== Objective ==
Return the records exactly as they are.

══ Records supplied ══

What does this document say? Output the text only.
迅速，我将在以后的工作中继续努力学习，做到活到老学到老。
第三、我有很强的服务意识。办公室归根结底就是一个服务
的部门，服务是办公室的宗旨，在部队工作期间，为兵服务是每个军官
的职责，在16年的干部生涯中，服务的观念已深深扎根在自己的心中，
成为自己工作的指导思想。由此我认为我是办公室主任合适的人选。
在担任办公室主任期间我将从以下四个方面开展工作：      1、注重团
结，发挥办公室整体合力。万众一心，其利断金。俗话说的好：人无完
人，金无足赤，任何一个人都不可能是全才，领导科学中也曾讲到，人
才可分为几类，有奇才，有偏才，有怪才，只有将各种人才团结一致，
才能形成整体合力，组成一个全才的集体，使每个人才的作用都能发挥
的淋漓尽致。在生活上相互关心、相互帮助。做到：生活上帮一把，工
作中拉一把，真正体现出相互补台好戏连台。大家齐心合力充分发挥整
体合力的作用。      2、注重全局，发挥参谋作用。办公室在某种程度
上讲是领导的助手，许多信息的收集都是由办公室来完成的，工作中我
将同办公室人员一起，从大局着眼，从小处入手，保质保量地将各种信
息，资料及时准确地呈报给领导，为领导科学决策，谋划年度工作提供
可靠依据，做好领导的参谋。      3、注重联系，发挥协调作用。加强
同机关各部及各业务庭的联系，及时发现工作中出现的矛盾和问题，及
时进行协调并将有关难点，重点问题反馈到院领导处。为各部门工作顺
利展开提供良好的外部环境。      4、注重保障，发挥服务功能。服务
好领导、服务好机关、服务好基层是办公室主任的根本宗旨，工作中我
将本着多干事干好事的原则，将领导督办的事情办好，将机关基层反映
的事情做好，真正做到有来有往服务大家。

═══

== Reply ==
What does this document say? Output the text only.
迅速，我将在以后的工作中继续努力学习，做到活到老学到老。
第三、我有很强的服务意识。办公室归根结底就是一个服务
的部门，服务是办公室的宗旨，在部队工作期间，为兵服务是每个军官
的职责，在16年的干部生涯中，服务的观念已深深扎根在自己的心中，
成为自己工作的指导思想。由此我认为我是办公室主任合适的人选。
在担任办公室主任期间我将从以下四个方面开展工作：      1、注重团
结，发挥办公室整体合力。万众一心，其利断金。俗话说的好：人无完
人，金无足赤，任何一个人都不可能是全才，领导科学中也曾讲到，人
才可分为几类，有奇才，有偏才，有怪才，只有将各种人才团结一致，
才能形成整体合力，组成一个全才的集体，使每个人才的作用都能发挥
的淋漓尽致。在生活上相互关心、相互帮助。做到：生活上帮一把，工
作中拉一把，真正体现出相互补台好戏连台。大家齐心合力充分发挥整
体合力的作用。      2、注重全局，发挥参谋作用。办公室在某种程度
上讲是领导的助手，许多信息的收集都是由办公室来完成的，工作中我
将同办公室人员一起，从大局着眼，从小处入手，保质保量地将各种信
息，资料及时准确地呈报给领导，为领导科学决策，谋划年度工作提供
可靠依据，做好领导的参谋。      3、注重联系，发挥协调作用。加强
同机关各部及各业务庭的联系，及时发现工作中出现的矛盾和问题，及
时进行协调并将有关难点，重点问题反馈到院领导处。为各部门工作顺
利展开提供良好的外部环境。      4、注重保障，发挥服务功能。服务
好领导、服务好机关、服务好基层是办公室主任的根本宗旨，工作中我
将本着多干事干好事的原则，将领导督办的事情办好，将机关基层反映
的事情做好，真正做到有来有往服务大家。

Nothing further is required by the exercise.